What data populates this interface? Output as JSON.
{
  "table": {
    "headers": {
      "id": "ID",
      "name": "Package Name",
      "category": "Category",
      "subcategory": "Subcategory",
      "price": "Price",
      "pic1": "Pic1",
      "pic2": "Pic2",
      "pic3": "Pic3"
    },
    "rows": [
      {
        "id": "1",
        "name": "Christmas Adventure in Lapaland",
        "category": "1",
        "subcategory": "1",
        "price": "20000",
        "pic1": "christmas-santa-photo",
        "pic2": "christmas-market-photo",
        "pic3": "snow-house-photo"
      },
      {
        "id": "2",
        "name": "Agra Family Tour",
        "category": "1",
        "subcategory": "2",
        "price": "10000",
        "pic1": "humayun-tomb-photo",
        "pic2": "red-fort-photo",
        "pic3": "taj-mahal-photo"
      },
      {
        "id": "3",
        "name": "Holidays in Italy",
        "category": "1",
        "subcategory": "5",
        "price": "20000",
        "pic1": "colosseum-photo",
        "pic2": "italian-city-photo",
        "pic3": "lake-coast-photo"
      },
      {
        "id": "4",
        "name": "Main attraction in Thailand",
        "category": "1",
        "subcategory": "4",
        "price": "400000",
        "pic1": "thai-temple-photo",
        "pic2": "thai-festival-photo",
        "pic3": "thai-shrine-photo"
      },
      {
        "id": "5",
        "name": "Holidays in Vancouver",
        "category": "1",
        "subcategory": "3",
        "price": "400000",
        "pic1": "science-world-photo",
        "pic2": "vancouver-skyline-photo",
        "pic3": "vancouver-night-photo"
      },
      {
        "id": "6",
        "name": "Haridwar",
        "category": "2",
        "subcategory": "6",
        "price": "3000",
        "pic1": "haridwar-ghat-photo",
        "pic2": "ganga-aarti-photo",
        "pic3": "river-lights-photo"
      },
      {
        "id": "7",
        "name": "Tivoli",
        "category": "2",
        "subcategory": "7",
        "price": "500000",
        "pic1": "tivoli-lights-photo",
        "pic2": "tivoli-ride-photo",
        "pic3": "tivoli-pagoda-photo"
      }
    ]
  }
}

# WORK TO COMPLETE
State how many lines of the records above contain "lights", with no words besides the number.

# SOLUTION FOR THIS EXERCISE
2